- Job
Return every line of the data below that includes the string "component".

- Source records
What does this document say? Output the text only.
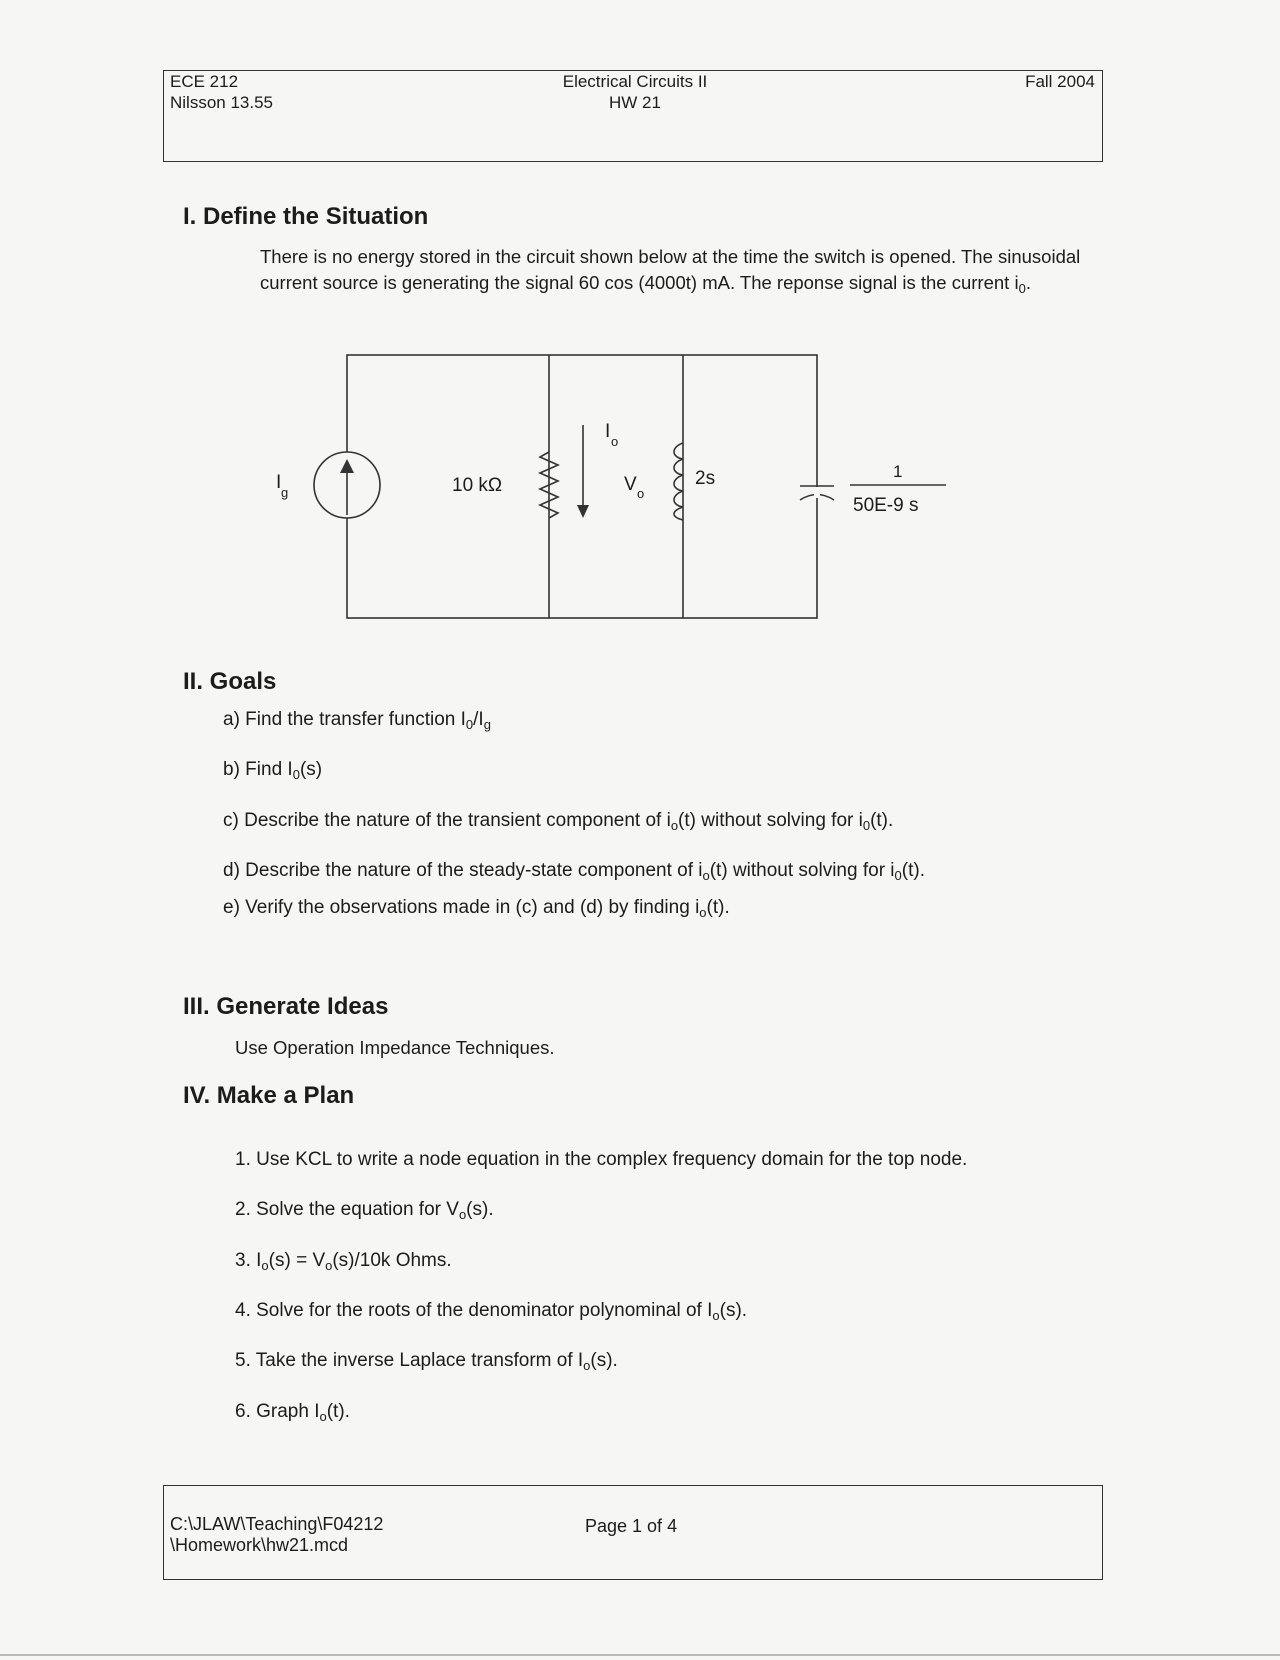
ECE 212
Nilsson 13.55
Electrical Circuits II
HW 21
Fall 2004
I. Define the Situation
There is no energy stored in the circuit shown below at the time the switch is opened. The sinusoidal current source is generating the signal 60 cos (4000t) mA. The reponse signal is the current $i_0$.
I g	10 kΩ
I o
V o
2s	1
50E-9 s
II. Goals
a) Find the transfer function $I_0/I_g$
b) Find $I_0(s)$
c) Describe the nature of the transient component of $i_o(t)$ without solving for $i_0(t)$.
d) Describe the nature of the steady-state component of $i_o(t)$ without solving for $i_0(t)$.
e) Verify the observations made in (c) and (d) by finding $i_o(t)$.
III. Generate Ideas
Use Operation Impedance Techniques.
IV. Make a Plan
1. Use KCL to write a node equation in the complex frequency domain for the top node.
2. Solve the equation for $V_o(s)$.
3. $I_o(s) = V_o(s)/10k$ Ohms.
4. Solve for the roots of the denominator polynominal of $I_o(s)$.
5. Take the inverse Laplace transform of $I_o(s)$.
6. Graph $I_o(t)$.
C:\JLAW\Teaching\F04212
\Homework\hw21.mcd
Page 1 of 4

- The output
c) Describe the nature of the transient component of $i_o(t)$ without solving for $i_0(t)$.
d) Describe the nature of the steady-state component of $i_o(t)$ without solving for $i_0(t)$.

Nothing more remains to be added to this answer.